→ **The task**:
Print every record below exactly as written.
#### Entries provided
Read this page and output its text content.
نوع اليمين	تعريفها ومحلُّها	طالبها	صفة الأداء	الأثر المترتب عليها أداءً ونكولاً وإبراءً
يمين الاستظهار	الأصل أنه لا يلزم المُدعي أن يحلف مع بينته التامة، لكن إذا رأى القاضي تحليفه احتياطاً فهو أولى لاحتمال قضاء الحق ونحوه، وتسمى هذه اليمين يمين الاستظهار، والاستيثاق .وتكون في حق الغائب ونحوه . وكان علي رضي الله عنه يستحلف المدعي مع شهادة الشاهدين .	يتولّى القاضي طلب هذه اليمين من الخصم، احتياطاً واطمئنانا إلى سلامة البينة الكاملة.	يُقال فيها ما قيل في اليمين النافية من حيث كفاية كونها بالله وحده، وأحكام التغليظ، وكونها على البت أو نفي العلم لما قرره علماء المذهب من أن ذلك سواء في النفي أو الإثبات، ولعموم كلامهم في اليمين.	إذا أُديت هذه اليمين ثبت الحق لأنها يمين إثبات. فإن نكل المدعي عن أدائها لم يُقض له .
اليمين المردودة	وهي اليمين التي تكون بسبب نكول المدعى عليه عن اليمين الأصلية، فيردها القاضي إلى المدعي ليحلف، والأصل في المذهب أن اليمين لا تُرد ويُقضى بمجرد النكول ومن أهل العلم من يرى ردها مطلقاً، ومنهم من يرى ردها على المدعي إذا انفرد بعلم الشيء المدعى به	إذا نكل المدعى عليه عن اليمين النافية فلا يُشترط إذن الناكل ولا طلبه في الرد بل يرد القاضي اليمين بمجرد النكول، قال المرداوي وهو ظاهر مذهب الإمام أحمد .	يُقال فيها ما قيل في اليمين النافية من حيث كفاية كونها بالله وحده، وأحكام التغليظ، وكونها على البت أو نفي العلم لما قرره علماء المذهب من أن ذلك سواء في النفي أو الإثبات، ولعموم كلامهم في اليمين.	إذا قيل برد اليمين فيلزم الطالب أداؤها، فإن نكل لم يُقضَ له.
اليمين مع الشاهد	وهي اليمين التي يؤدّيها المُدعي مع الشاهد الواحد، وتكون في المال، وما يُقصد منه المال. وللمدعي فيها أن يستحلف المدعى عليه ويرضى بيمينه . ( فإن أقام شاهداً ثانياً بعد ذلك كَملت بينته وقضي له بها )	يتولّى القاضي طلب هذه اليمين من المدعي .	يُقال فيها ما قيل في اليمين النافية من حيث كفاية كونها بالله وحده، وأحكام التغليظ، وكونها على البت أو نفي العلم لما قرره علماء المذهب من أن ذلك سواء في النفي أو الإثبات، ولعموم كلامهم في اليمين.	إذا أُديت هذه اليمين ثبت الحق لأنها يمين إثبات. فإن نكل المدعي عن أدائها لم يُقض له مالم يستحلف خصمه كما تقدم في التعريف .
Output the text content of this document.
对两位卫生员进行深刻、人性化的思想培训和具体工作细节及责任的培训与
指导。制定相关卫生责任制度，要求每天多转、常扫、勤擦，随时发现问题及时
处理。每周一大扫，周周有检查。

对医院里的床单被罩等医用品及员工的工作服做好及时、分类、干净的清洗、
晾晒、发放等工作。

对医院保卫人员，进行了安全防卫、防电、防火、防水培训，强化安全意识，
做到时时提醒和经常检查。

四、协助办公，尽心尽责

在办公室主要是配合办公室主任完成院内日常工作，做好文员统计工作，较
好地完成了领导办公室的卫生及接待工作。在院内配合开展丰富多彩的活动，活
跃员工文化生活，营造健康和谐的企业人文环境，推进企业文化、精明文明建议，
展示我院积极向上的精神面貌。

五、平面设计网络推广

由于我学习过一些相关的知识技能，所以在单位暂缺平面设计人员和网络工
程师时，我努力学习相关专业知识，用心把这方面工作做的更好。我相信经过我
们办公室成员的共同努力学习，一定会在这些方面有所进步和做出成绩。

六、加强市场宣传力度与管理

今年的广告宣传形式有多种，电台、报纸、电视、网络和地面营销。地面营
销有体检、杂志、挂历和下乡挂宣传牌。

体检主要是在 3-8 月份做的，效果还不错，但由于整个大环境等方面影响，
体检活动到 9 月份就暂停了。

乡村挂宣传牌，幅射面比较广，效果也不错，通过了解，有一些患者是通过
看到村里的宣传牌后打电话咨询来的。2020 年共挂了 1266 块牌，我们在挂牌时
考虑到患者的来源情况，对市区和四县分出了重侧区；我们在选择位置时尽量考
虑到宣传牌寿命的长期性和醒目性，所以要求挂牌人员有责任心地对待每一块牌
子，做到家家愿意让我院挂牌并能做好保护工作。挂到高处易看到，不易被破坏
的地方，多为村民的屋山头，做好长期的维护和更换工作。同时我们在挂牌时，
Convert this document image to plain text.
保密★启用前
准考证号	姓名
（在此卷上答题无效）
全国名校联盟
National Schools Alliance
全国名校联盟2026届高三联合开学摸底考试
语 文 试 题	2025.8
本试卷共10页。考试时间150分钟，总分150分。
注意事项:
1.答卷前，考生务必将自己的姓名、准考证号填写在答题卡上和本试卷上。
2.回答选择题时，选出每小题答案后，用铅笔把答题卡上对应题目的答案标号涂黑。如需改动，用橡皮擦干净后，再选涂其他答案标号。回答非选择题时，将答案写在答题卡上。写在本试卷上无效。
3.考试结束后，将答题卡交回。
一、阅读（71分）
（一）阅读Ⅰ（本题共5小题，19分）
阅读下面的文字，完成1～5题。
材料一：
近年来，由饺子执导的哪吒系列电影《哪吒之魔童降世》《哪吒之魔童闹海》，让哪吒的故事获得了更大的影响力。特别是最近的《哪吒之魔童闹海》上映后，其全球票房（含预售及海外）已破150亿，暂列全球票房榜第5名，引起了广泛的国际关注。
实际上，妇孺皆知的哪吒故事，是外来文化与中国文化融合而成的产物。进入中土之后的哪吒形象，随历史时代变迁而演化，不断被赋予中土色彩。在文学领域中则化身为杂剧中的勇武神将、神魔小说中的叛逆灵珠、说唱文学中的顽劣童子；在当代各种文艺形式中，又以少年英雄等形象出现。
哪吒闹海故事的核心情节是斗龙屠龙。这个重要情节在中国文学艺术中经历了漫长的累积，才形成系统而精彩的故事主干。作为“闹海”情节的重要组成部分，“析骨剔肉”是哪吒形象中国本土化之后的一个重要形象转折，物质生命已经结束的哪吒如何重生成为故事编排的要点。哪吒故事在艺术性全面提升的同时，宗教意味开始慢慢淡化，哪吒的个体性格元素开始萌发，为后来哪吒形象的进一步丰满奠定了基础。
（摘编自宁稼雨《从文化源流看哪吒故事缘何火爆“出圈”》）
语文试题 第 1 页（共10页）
########
→ **Answer to this exercise**:
Read this page and output its text content.
نوع اليمين	تعريفها ومحلُّها	طالبها	صفة الأداء	الأثر المترتب عليها أداءً ونكولاً وإبراءً
يمين الاستظهار	الأصل أنه لا يلزم المُدعي أن يحلف مع بينته التامة، لكن إذا رأى القاضي تحليفه احتياطاً فهو أولى لاحتمال قضاء الحق ونحوه، وتسمى هذه اليمين يمين الاستظهار، والاستيثاق .وتكون في حق الغائب ونحوه . وكان علي رضي الله عنه يستحلف المدعي مع شهادة الشاهدين .	يتولّى القاضي طلب هذه اليمين من الخصم، احتياطاً واطمئنانا إلى سلامة البينة الكاملة.	يُقال فيها ما قيل في اليمين النافية من حيث كفاية كونها بالله وحده، وأحكام التغليظ، وكونها على البت أو نفي العلم لما قرره علماء المذهب من أن ذلك سواء في النفي أو الإثبات، ولعموم كلامهم في اليمين.	إذا أُديت هذه اليمين ثبت الحق لأنها يمين إثبات. فإن نكل المدعي عن أدائها لم يُقض له .
اليمين المردودة	وهي اليمين التي تكون بسبب نكول المدعى عليه عن اليمين الأصلية، فيردها القاضي إلى المدعي ليحلف، والأصل في المذهب أن اليمين لا تُرد ويُقضى بمجرد النكول ومن أهل العلم من يرى ردها مطلقاً، ومنهم من يرى ردها على المدعي إذا انفرد بعلم الشيء المدعى به	إذا نكل المدعى عليه عن اليمين النافية فلا يُشترط إذن الناكل ولا طلبه في الرد بل يرد القاضي اليمين بمجرد النكول، قال المرداوي وهو ظاهر مذهب الإمام أحمد .	يُقال فيها ما قيل في اليمين النافية من حيث كفاية كونها بالله وحده، وأحكام التغليظ، وكونها على البت أو نفي العلم لما قرره علماء المذهب من أن ذلك سواء في النفي أو الإثبات، ولعموم كلامهم في اليمين.	إذا قيل برد اليمين فيلزم الطالب أداؤها، فإن نكل لم يُقضَ له.
اليمين مع الشاهد	وهي اليمين التي يؤدّيها المُدعي مع الشاهد الواحد، وتكون في المال، وما يُقصد منه المال. وللمدعي فيها أن يستحلف المدعى عليه ويرضى بيمينه . ( فإن أقام شاهداً ثانياً بعد ذلك كَملت بينته وقضي له بها )	يتولّى القاضي طلب هذه اليمين من المدعي .	يُقال فيها ما قيل في اليمين النافية من حيث كفاية كونها بالله وحده، وأحكام التغليظ، وكونها على البت أو نفي العلم لما قرره علماء المذهب من أن ذلك سواء في النفي أو الإثبات، ولعموم كلامهم في اليمين.	إذا أُديت هذه اليمين ثبت الحق لأنها يمين إثبات. فإن نكل المدعي عن أدائها لم يُقض له مالم يستحلف خصمه كما تقدم في التعريف .
Output the text content of this document.
对两位卫生员进行深刻、人性化的思想培训和具体工作细节及责任的培训与
指导。制定相关卫生责任制度，要求每天多转、常扫、勤擦，随时发现问题及时
处理。每周一大扫，周周有检查。

对医院里的床单被罩等医用品及员工的工作服做好及时、分类、干净的清洗、
晾晒、发放等工作。

对医院保卫人员，进行了安全防卫、防电、防火、防水培训，强化安全意识，
做到时时提醒和经常检查。

四、协助办公，尽心尽责

在办公室主要是配合办公室主任完成院内日常工作，做好文员统计工作，较
好地完成了领导办公室的卫生及接待工作。在院内配合开展丰富多彩的活动，活
跃员工文化生活，营造健康和谐的企业人文环境，推进企业文化、精明文明建议，
展示我院积极向上的精神面貌。

五、平面设计网络推广

由于我学习过一些相关的知识技能，所以在单位暂缺平面设计人员和网络工
程师时，我努力学习相关专业知识，用心把这方面工作做的更好。我相信经过我
们办公室成员的共同努力学习，一定会在这些方面有所进步和做出成绩。

六、加强市场宣传力度与管理

今年的广告宣传形式有多种，电台、报纸、电视、网络和地面营销。地面营
销有体检、杂志、挂历和下乡挂宣传牌。

体检主要是在 3-8 月份做的，效果还不错，但由于整个大环境等方面影响，
体检活动到 9 月份就暂停了。

乡村挂宣传牌，幅射面比较广，效果也不错，通过了解，有一些患者是通过
看到村里的宣传牌后打电话咨询来的。2020 年共挂了 1266 块牌，我们在挂牌时
考虑到患者的来源情况，对市区和四县分出了重侧区；我们在选择位置时尽量考
虑到宣传牌寿命的长期性和醒目性，所以要求挂牌人员有责任心地对待每一块牌
子，做到家家愿意让我院挂牌并能做好保护工作。挂到高处易看到，不易被破坏
的地方，多为村民的屋山头，做好长期的维护和更换工作。同时我们在挂牌时，
Convert this document image to plain text.
保密★启用前
准考证号	姓名
（在此卷上答题无效）
全国名校联盟
National Schools Alliance
全国名校联盟2026届高三联合开学摸底考试
语 文 试 题	2025.8
本试卷共10页。考试时间150分钟，总分150分。
注意事项:
1.答卷前，考生务必将自己的姓名、准考证号填写在答题卡上和本试卷上。
2.回答选择题时，选出每小题答案后，用铅笔把答题卡上对应题目的答案标号涂黑。如需改动，用橡皮擦干净后，再选涂其他答案标号。回答非选择题时，将答案写在答题卡上。写在本试卷上无效。
3.考试结束后，将答题卡交回。
一、阅读（71分）
（一）阅读Ⅰ（本题共5小题，19分）
阅读下面的文字，完成1～5题。
材料一：
近年来，由饺子执导的哪吒系列电影《哪吒之魔童降世》《哪吒之魔童闹海》，让哪吒的故事获得了更大的影响力。特别是最近的《哪吒之魔童闹海》上映后，其全球票房（含预售及海外）已破150亿，暂列全球票房榜第5名，引起了广泛的国际关注。
实际上，妇孺皆知的哪吒故事，是外来文化与中国文化融合而成的产物。进入中土之后的哪吒形象，随历史时代变迁而演化，不断被赋予中土色彩。在文学领域中则化身为杂剧中的勇武神将、神魔小说中的叛逆灵珠、说唱文学中的顽劣童子；在当代各种文艺形式中，又以少年英雄等形象出现。
哪吒闹海故事的核心情节是斗龙屠龙。这个重要情节在中国文学艺术中经历了漫长的累积，才形成系统而精彩的故事主干。作为“闹海”情节的重要组成部分，“析骨剔肉”是哪吒形象中国本土化之后的一个重要形象转折，物质生命已经结束的哪吒如何重生成为故事编排的要点。哪吒故事在艺术性全面提升的同时，宗教意味开始慢慢淡化，哪吒的个体性格元素开始萌发，为后来哪吒形象的进一步丰满奠定了基础。
（摘编自宁稼雨《从文化源流看哪吒故事缘何火爆“出圈”》）
语文试题 第 1 页（共10页）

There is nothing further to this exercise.